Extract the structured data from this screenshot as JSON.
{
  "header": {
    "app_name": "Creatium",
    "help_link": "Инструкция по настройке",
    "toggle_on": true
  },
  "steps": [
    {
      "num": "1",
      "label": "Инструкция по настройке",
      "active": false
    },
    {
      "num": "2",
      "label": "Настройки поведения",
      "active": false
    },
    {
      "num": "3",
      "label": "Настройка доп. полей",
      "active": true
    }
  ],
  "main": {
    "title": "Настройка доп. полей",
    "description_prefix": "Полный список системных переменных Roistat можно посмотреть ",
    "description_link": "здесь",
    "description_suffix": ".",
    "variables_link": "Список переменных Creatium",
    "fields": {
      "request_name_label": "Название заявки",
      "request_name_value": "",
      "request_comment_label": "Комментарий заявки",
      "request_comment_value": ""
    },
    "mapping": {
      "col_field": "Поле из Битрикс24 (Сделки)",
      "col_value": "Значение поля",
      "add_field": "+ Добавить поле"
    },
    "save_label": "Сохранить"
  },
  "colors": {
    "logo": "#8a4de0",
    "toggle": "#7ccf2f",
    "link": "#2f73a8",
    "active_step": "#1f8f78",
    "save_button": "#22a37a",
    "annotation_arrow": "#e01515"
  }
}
___
__REQUEST__.
Copy the material above, line for line.

__ANSWER TO THE TASK__.
Extract the structured data from this screenshot as JSON.
{
  "header": {
    "app_name": "Creatium",
    "help_link": "Инструкция по настройке",
    "toggle_on": true
  },
  "steps": [
    {
      "num": "1",
      "label": "Инструкция по настройке",
      "active": false
    },
    {
      "num": "2",
      "label": "Настройки поведения",
      "active": false
    },
    {
      "num": "3",
      "label": "Настройка доп. полей",
      "active": true
    }
  ],
  "main": {
    "title": "Настройка доп. полей",
    "description_prefix": "Полный список системных переменных Roistat можно посмотреть ",
    "description_link": "здесь",
    "description_suffix": ".",
    "variables_link": "Список переменных Creatium",
    "fields": {
      "request_name_label": "Название заявки",
      "request_name_value": "",
      "request_comment_label": "Комментарий заявки",
      "request_comment_value": ""
    },
    "mapping": {
      "col_field": "Поле из Битрикс24 (Сделки)",
      "col_value": "Значение поля",
      "add_field": "+ Добавить поле"
    },
    "save_label": "Сохранить"
  },
  "colors": {
    "logo": "#8a4de0",
    "toggle": "#7ccf2f",
    "link": "#2f73a8",
    "active_step": "#1f8f78",
    "save_button": "#22a37a",
    "annotation_arrow": "#e01515"
  }
}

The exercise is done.